BEGIN DATASET CONTENT

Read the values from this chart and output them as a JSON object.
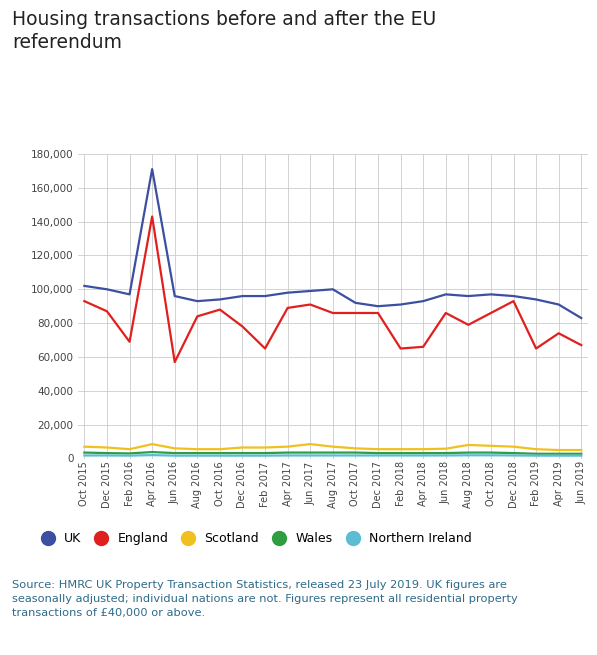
{
  "title": "Housing transactions before and after the EU\nreferendum",
  "title_color": "#222222",
  "source_text": "Source: HMRC UK Property Transaction Statistics, released 23 July 2019. UK figures are\nseasonally adjusted; individual nations are not. Figures represent all residential property\ntransactions of £40,000 or above.",
  "source_color": "#2e6b8a",
  "x_labels": [
    "Oct 2015",
    "Dec 2015",
    "Feb 2016",
    "Apr 2016",
    "Jun 2016",
    "Aug 2016",
    "Oct 2016",
    "Dec 2016",
    "Feb 2017",
    "Apr 2017",
    "Jun 2017",
    "Aug 2017",
    "Oct 2017",
    "Dec 2017",
    "Feb 2018",
    "Apr 2018",
    "Jun 2018",
    "Aug 2018",
    "Oct 2018",
    "Dec 2018",
    "Feb 2019",
    "Apr 2019",
    "Jun 2019"
  ],
  "UK": [
    102000,
    100000,
    97000,
    171000,
    96000,
    93000,
    94000,
    96000,
    96000,
    98000,
    99000,
    100000,
    92000,
    90000,
    91000,
    93000,
    97000,
    96000,
    97000,
    96000,
    94000,
    91000,
    83000
  ],
  "England": [
    93000,
    87000,
    69000,
    143000,
    57000,
    84000,
    88000,
    78000,
    65000,
    89000,
    91000,
    86000,
    86000,
    86000,
    65000,
    66000,
    86000,
    79000,
    86000,
    93000,
    65000,
    74000,
    67000
  ],
  "Scotland": [
    7000,
    6500,
    5500,
    8500,
    6000,
    5500,
    5500,
    6500,
    6500,
    7000,
    8500,
    7000,
    6000,
    5500,
    5500,
    5500,
    5800,
    8000,
    7500,
    7000,
    5500,
    5000,
    5000
  ],
  "Wales": [
    3500,
    3200,
    3000,
    3800,
    3200,
    3200,
    3200,
    3200,
    3200,
    3500,
    3500,
    3500,
    3500,
    3200,
    3200,
    3200,
    3200,
    3500,
    3500,
    3200,
    2800,
    2800,
    2800
  ],
  "NorthernIreland": [
    1800,
    1800,
    1700,
    2000,
    1700,
    1700,
    1700,
    1700,
    1700,
    1800,
    1800,
    1800,
    1800,
    1800,
    1800,
    1800,
    1800,
    1900,
    1900,
    1800,
    1700,
    1700,
    1700
  ],
  "colors": {
    "UK": "#3c4fa0",
    "England": "#e0201e",
    "Scotland": "#f0c020",
    "Wales": "#2e9e40",
    "NorthernIreland": "#5bbcd4"
  },
  "ylim": [
    0,
    180000
  ],
  "yticks": [
    0,
    20000,
    40000,
    60000,
    80000,
    100000,
    120000,
    140000,
    160000,
    180000
  ],
  "bg_color": "#ffffff",
  "grid_color": "#cccccc",
  "linewidth": 1.6
}
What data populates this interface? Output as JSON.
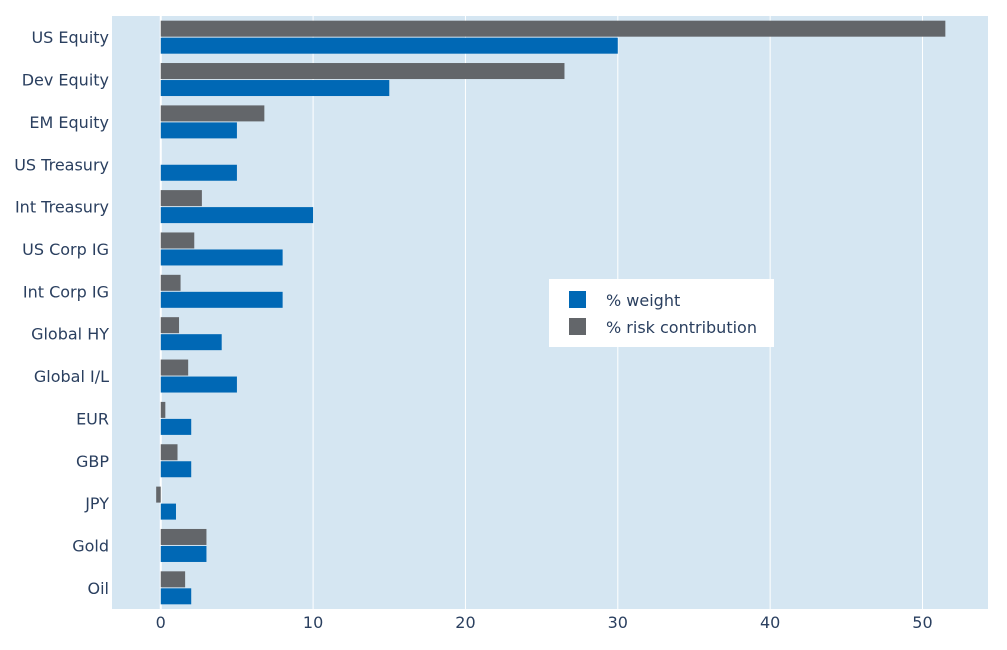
{
  "chart_data": {
    "type": "bar",
    "orientation": "horizontal",
    "categories": [
      "US Equity",
      "Dev Equity",
      "EM Equity",
      "US Treasury",
      "Int Treasury",
      "US Corp IG",
      "Int Corp IG",
      "Global HY",
      "Global I/L",
      "EUR",
      "GBP",
      "JPY",
      "Gold",
      "Oil"
    ],
    "series": [
      {
        "name": "% weight",
        "color": "#0068b5",
        "values": [
          30,
          15,
          5,
          5,
          10,
          8,
          8,
          4,
          5,
          2,
          2,
          1,
          3,
          2
        ]
      },
      {
        "name": "% risk contribution",
        "color": "#63666a",
        "values": [
          51.5,
          26.5,
          6.8,
          0,
          2.7,
          2.2,
          1.3,
          1.2,
          1.8,
          0.3,
          1.1,
          -0.3,
          3.0,
          1.6
        ]
      }
    ],
    "xlim": [
      -3.2,
      54.3
    ],
    "xticks": [
      0,
      10,
      20,
      30,
      40,
      50
    ],
    "grid": true,
    "legend_position": "center-right",
    "plot_bgcolor": "#d5e6f2"
  }
}
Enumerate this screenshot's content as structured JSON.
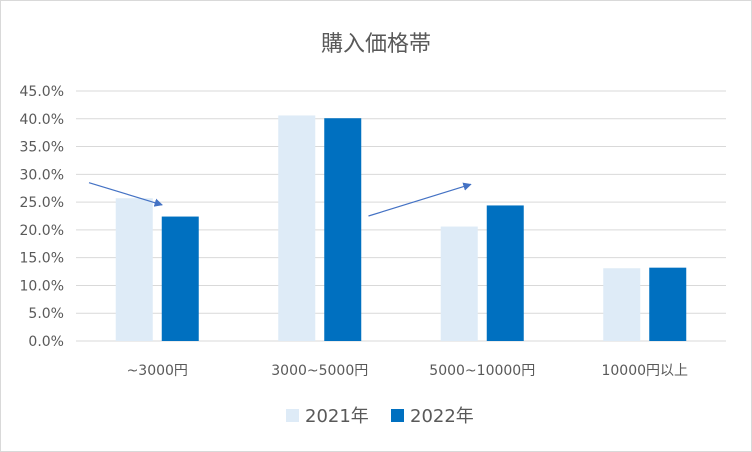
{
  "chart_data": {
    "type": "bar",
    "title": "購入価格帯",
    "xlabel": "",
    "ylabel": "",
    "categories": [
      "~3000円",
      "3000~5000円",
      "5000~10000円",
      "10000円以上"
    ],
    "series": [
      {
        "name": "2021年",
        "color": "#deebf7",
        "values": [
          25.7,
          40.6,
          20.6,
          13.1
        ]
      },
      {
        "name": "2022年",
        "color": "#0070c0",
        "values": [
          22.4,
          40.1,
          24.4,
          13.2
        ]
      }
    ],
    "ylim": [
      0,
      45
    ],
    "yticks": [
      "0.0%",
      "5.0%",
      "10.0%",
      "15.0%",
      "20.0%",
      "25.0%",
      "30.0%",
      "35.0%",
      "40.0%",
      "45.0%"
    ],
    "grid": true,
    "legend_position": "bottom",
    "annotations": [
      {
        "type": "arrow",
        "label": "decrease",
        "color": "#4472c4",
        "from_category": 0,
        "from_value": 28.5,
        "to_category": 0.45,
        "to_value": 24.5
      },
      {
        "type": "arrow",
        "label": "increase",
        "color": "#4472c4",
        "from_category": 1.72,
        "from_value": 22.5,
        "to_category": 2.35,
        "to_value": 28.2
      }
    ]
  }
}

END DATASET CONTENT

> _WORK TO DO_:
Please repeat the entries exactly. Do not include the pictures.

> _WORKED ANSWER_:
Read the values from this chart and output them as a JSON object.
{
  "title": "Housing transactions before and after the EU\nreferendum",
  "title_color": "#222222",
  "source_text": "Source: HMRC UK Property Transaction Statistics, released 23 July 2019. UK figures are\nseasonally adjusted; individual nations are not. Figures represent all residential property\ntransactions of £40,000 or above.",
  "source_color": "#2e6b8a",
  "x_labels": [
    "Oct 2015",
    "Dec 2015",
    "Feb 2016",
    "Apr 2016",
    "Jun 2016",
    "Aug 2016",
    "Oct 2016",
    "Dec 2016",
    "Feb 2017",
    "Apr 2017",
    "Jun 2017",
    "Aug 2017",
    "Oct 2017",
    "Dec 2017",
    "Feb 2018",
    "Apr 2018",
    "Jun 2018",
    "Aug 2018",
    "Oct 2018",
    "Dec 2018",
    "Feb 2019",
    "Apr 2019",
    "Jun 2019"
  ],
  "UK": [
    102000,
    100000,
    97000,
    171000,
    96000,
    93000,
    94000,
    96000,
    96000,
    98000,
    99000,
    100000,
    92000,
    90000,
    91000,
    93000,
    97000,
    96000,
    97000,
    96000,
    94000,
    91000,
    83000
  ],
  "England": [
    93000,
    87000,
    69000,
    143000,
    57000,
    84000,
    88000,
    78000,
    65000,
    89000,
    91000,
    86000,
    86000,
    86000,
    65000,
    66000,
    86000,
    79000,
    86000,
    93000,
    65000,
    74000,
    67000
  ],
  "Scotland": [
    7000,
    6500,
    5500,
    8500,
    6000,
    5500,
    5500,
    6500,
    6500,
    7000,
    8500,
    7000,
    6000,
    5500,
    5500,
    5500,
    5800,
    8000,
    7500,
    7000,
    5500,
    5000,
    5000
  ],
  "Wales": [
    3500,
    3200,
    3000,
    3800,
    3200,
    3200,
    3200,
    3200,
    3200,
    3500,
    3500,
    3500,
    3500,
    3200,
    3200,
    3200,
    3200,
    3500,
    3500,
    3200,
    2800,
    2800,
    2800
  ],
  "NorthernIreland": [
    1800,
    1800,
    1700,
    2000,
    1700,
    1700,
    1700,
    1700,
    1700,
    1800,
    1800,
    1800,
    1800,
    1800,
    1800,
    1800,
    1800,
    1900,
    1900,
    1800,
    1700,
    1700,
    1700
  ],
  "colors": {
    "UK": "#3c4fa0",
    "England": "#e0201e",
    "Scotland": "#f0c020",
    "Wales": "#2e9e40",
    "NorthernIreland": "#5bbcd4"
  },
  "ylim": [
    0,
    180000
  ],
  "yticks": [
    0,
    20000,
    40000,
    60000,
    80000,
    100000,
    120000,
    140000,
    160000,
    180000
  ],
  "bg_color": "#ffffff",
  "grid_color": "#cccccc",
  "linewidth": 1.6
}
What data populates this interface? Output as JSON.
{
  "chart_data": {
    "type": "bar",
    "orientation": "horizontal",
    "categories": [
      "US Equity",
      "Dev Equity",
      "EM Equity",
      "US Treasury",
      "Int Treasury",
      "US Corp IG",
      "Int Corp IG",
      "Global HY",
      "Global I/L",
      "EUR",
      "GBP",
      "JPY",
      "Gold",
      "Oil"
    ],
    "series": [
      {
        "name": "% weight",
        "color": "#0068b5",
        "values": [
          30,
          15,
          5,
          5,
          10,
          8,
          8,
          4,
          5,
          2,
          2,
          1,
          3,
          2
        ]
      },
      {
        "name": "% risk contribution",
        "color": "#63666a",
        "values": [
          51.5,
          26.5,
          6.8,
          0,
          2.7,
          2.2,
          1.3,
          1.2,
          1.8,
          0.3,
          1.1,
          -0.3,
          3.0,
          1.6
        ]
      }
    ],
    "xlim": [
      -3.2,
      54.3
    ],
    "xticks": [
      0,
      10,
      20,
      30,
      40,
      50
    ],
    "grid": true,
    "legend_position": "center-right",
    "plot_bgcolor": "#d5e6f2"
  }
}
Enumerate this screenshot's content as structured JSON.
{
  "chart_data": {
    "type": "bar",
    "title": "購入価格帯",
    "xlabel": "",
    "ylabel": "",
    "categories": [
      "~3000円",
      "3000~5000円",
      "5000~10000円",
      "10000円以上"
    ],
    "series": [
      {
        "name": "2021年",
        "color": "#deebf7",
        "values": [
          25.7,
          40.6,
          20.6,
          13.1
        ]
      },
      {
        "name": "2022年",
        "color": "#0070c0",
        "values": [
          22.4,
          40.1,
          24.4,
          13.2
        ]
      }
    ],
    "ylim": [
      0,
      45
    ],
    "yticks": [
      "0.0%",
      "5.0%",
      "10.0%",
      "15.0%",
      "20.0%",
      "25.0%",
      "30.0%",
      "35.0%",
      "40.0%",
      "45.0%"
    ],
    "grid": true,
    "legend_position": "bottom",
    "annotations": [
      {
        "type": "arrow",
        "label": "decrease",
        "color": "#4472c4",
        "from_category": 0,
        "from_value": 28.5,
        "to_category": 0.45,
        "to_value": 24.5
      },
      {
        "type": "arrow",
        "label": "increase",
        "color": "#4472c4",
        "from_category": 1.72,
        "from_value": 22.5,
        "to_category": 2.35,
        "to_value": 28.2
      }
    ]
  }
}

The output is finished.